-- Task directions --
Copy the listing below line for line, with no changes.

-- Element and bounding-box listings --
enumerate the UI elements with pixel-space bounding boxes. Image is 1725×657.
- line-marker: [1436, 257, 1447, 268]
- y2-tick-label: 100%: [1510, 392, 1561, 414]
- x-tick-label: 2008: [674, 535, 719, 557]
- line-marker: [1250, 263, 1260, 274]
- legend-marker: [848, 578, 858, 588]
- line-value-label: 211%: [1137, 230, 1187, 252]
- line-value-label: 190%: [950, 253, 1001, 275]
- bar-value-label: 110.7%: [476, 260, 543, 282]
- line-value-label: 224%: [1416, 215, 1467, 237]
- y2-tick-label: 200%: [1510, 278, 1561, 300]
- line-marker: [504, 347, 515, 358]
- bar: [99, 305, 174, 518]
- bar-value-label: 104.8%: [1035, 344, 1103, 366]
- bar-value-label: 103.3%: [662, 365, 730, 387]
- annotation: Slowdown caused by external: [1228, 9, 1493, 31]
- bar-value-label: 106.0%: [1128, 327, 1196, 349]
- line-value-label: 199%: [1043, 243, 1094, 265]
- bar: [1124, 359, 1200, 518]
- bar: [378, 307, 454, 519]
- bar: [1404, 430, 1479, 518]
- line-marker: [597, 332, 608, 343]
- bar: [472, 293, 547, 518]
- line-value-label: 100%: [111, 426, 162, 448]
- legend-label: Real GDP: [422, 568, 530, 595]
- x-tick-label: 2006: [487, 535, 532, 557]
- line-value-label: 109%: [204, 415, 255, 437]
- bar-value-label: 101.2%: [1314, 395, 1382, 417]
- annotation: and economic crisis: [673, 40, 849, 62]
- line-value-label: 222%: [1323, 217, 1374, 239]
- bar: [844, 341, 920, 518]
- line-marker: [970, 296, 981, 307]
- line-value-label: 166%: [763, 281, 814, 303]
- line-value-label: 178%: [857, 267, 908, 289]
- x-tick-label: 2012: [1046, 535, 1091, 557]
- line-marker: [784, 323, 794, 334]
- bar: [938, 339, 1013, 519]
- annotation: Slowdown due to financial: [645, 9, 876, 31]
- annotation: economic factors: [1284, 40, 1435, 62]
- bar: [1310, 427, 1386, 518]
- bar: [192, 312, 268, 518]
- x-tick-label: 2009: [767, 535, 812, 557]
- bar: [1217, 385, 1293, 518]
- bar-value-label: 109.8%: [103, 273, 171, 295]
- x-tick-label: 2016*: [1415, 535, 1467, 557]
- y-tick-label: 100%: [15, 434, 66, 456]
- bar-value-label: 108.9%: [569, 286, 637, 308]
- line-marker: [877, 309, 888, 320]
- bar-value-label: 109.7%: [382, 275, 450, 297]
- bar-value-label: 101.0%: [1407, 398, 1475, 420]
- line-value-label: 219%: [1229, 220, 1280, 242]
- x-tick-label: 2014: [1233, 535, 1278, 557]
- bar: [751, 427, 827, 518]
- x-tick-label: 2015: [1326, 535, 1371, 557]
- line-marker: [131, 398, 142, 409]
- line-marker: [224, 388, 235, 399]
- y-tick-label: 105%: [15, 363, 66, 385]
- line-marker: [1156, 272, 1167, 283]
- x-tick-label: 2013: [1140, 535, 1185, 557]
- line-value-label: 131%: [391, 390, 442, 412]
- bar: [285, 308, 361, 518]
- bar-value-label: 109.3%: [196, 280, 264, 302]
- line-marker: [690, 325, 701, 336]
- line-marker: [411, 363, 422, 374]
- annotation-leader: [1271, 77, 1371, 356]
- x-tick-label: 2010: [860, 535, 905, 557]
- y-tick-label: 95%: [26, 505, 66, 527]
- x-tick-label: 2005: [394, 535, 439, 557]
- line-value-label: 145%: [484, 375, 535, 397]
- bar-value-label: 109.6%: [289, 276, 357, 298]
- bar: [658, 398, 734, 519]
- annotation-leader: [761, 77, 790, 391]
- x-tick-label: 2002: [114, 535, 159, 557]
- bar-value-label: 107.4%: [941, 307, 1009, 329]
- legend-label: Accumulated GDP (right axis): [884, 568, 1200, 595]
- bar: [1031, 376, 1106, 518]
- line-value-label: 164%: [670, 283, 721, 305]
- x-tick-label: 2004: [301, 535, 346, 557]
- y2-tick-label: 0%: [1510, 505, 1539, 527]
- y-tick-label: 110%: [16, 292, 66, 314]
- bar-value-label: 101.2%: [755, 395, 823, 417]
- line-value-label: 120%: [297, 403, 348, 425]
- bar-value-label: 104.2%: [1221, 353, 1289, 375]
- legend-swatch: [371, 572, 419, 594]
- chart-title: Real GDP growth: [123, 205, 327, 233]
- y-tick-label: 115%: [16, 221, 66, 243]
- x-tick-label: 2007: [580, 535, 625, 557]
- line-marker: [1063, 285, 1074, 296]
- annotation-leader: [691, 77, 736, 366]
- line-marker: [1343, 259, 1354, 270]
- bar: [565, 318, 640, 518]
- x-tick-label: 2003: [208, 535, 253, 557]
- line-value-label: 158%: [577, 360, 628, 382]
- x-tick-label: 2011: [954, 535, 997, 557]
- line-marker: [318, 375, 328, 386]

-- Exercise response --
enumerate the UI elements with pixel-space bounding boxes. Image is 1725×657.
- line-marker: [1436, 257, 1447, 268]
- y2-tick-label: 100%: [1510, 392, 1561, 414]
- x-tick-label: 2008: [674, 535, 719, 557]
- line-marker: [1250, 263, 1260, 274]
- legend-marker: [848, 578, 858, 588]
- line-value-label: 211%: [1137, 230, 1187, 252]
- line-value-label: 190%: [950, 253, 1001, 275]
- bar-value-label: 110.7%: [476, 260, 543, 282]
- line-value-label: 224%: [1416, 215, 1467, 237]
- y2-tick-label: 200%: [1510, 278, 1561, 300]
- line-marker: [504, 347, 515, 358]
- bar: [99, 305, 174, 518]
- bar-value-label: 104.8%: [1035, 344, 1103, 366]
- bar-value-label: 103.3%: [662, 365, 730, 387]
- annotation: Slowdown caused by external: [1228, 9, 1493, 31]
- bar-value-label: 106.0%: [1128, 327, 1196, 349]
- line-value-label: 199%: [1043, 243, 1094, 265]
- bar: [1124, 359, 1200, 518]
- bar: [378, 307, 454, 519]
- bar: [1404, 430, 1479, 518]
- line-marker: [597, 332, 608, 343]
- bar: [472, 293, 547, 518]
- line-value-label: 100%: [111, 426, 162, 448]
- legend-label: Real GDP: [422, 568, 530, 595]
- x-tick-label: 2006: [487, 535, 532, 557]
- line-value-label: 109%: [204, 415, 255, 437]
- bar-value-label: 101.2%: [1314, 395, 1382, 417]
- annotation: and economic crisis: [673, 40, 849, 62]
- line-value-label: 222%: [1323, 217, 1374, 239]
- bar: [844, 341, 920, 518]
- line-marker: [970, 296, 981, 307]
- line-value-label: 166%: [763, 281, 814, 303]
- line-value-label: 178%: [857, 267, 908, 289]
- x-tick-label: 2012: [1046, 535, 1091, 557]
- line-marker: [784, 323, 794, 334]
- bar: [938, 339, 1013, 519]
- annotation: Slowdown due to financial: [645, 9, 876, 31]
- annotation: economic factors: [1284, 40, 1435, 62]
- bar: [1310, 427, 1386, 518]
- bar: [192, 312, 268, 518]
- x-tick-label: 2009: [767, 535, 812, 557]
- bar: [1217, 385, 1293, 518]
- bar-value-label: 109.8%: [103, 273, 171, 295]
- x-tick-label: 2016*: [1415, 535, 1467, 557]
- y-tick-label: 100%: [15, 434, 66, 456]
- bar-value-label: 108.9%: [569, 286, 637, 308]
- line-marker: [877, 309, 888, 320]
- bar-value-label: 109.7%: [382, 275, 450, 297]
- bar-value-label: 101.0%: [1407, 398, 1475, 420]
- line-value-label: 219%: [1229, 220, 1280, 242]
- x-tick-label: 2014: [1233, 535, 1278, 557]
- bar: [751, 427, 827, 518]
- x-tick-label: 2015: [1326, 535, 1371, 557]
- line-marker: [131, 398, 142, 409]
- line-marker: [224, 388, 235, 399]
- y-tick-label: 105%: [15, 363, 66, 385]
- line-marker: [1156, 272, 1167, 283]
- x-tick-label: 2013: [1140, 535, 1185, 557]
- line-value-label: 131%: [391, 390, 442, 412]
- bar: [285, 308, 361, 518]
- bar-value-label: 109.3%: [196, 280, 264, 302]
- line-marker: [690, 325, 701, 336]
- line-marker: [411, 363, 422, 374]
- annotation-leader: [1271, 77, 1371, 356]
- x-tick-label: 2010: [860, 535, 905, 557]
- y-tick-label: 95%: [26, 505, 66, 527]
- x-tick-label: 2005: [394, 535, 439, 557]
- line-value-label: 145%: [484, 375, 535, 397]
- bar-value-label: 109.6%: [289, 276, 357, 298]
- bar: [658, 398, 734, 519]
- annotation-leader: [761, 77, 790, 391]
- x-tick-label: 2002: [114, 535, 159, 557]
- bar-value-label: 107.4%: [941, 307, 1009, 329]
- legend-label: Accumulated GDP (right axis): [884, 568, 1200, 595]
- bar: [1031, 376, 1106, 518]
- line-value-label: 164%: [670, 283, 721, 305]
- x-tick-label: 2004: [301, 535, 346, 557]
- y2-tick-label: 0%: [1510, 505, 1539, 527]
- y-tick-label: 110%: [16, 292, 66, 314]
- bar-value-label: 101.2%: [755, 395, 823, 417]
- line-value-label: 120%: [297, 403, 348, 425]
- bar-value-label: 104.2%: [1221, 353, 1289, 375]
- legend-swatch: [371, 572, 419, 594]
- chart-title: Real GDP growth: [123, 205, 327, 233]
- y-tick-label: 115%: [16, 221, 66, 243]
- x-tick-label: 2007: [580, 535, 625, 557]
- line-marker: [1063, 285, 1074, 296]
- annotation-leader: [691, 77, 736, 366]
- line-marker: [1343, 259, 1354, 270]
- bar: [565, 318, 640, 518]
- x-tick-label: 2003: [208, 535, 253, 557]
- line-value-label: 158%: [577, 360, 628, 382]
- x-tick-label: 2011: [954, 535, 997, 557]
- line-marker: [318, 375, 328, 386]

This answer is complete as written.